SHORT TASK:
Check every line of the entries for "calendar", and copy the lines that hold it.

(Collected data)
-- start --
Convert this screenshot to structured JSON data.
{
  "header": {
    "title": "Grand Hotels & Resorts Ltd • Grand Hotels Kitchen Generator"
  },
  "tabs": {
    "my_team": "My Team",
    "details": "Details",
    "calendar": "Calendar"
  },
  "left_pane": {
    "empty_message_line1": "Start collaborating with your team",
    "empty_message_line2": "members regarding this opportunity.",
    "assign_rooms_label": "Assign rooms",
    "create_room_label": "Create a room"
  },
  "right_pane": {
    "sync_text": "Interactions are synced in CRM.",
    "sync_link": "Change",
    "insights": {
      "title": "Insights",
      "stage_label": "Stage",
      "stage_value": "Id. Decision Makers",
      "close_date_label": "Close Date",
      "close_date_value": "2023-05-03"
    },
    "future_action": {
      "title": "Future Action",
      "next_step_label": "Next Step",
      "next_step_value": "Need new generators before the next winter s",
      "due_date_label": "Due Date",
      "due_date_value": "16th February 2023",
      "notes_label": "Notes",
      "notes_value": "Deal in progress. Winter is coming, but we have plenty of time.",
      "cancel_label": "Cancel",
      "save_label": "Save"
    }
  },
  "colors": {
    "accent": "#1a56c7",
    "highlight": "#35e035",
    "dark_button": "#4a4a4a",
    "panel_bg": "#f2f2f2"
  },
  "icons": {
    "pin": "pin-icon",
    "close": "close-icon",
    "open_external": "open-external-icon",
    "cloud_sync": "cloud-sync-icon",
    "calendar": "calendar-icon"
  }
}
-- end --
COMPLETED TASK:
    "calendar": "Calendar"
    "calendar": "calendar-icon"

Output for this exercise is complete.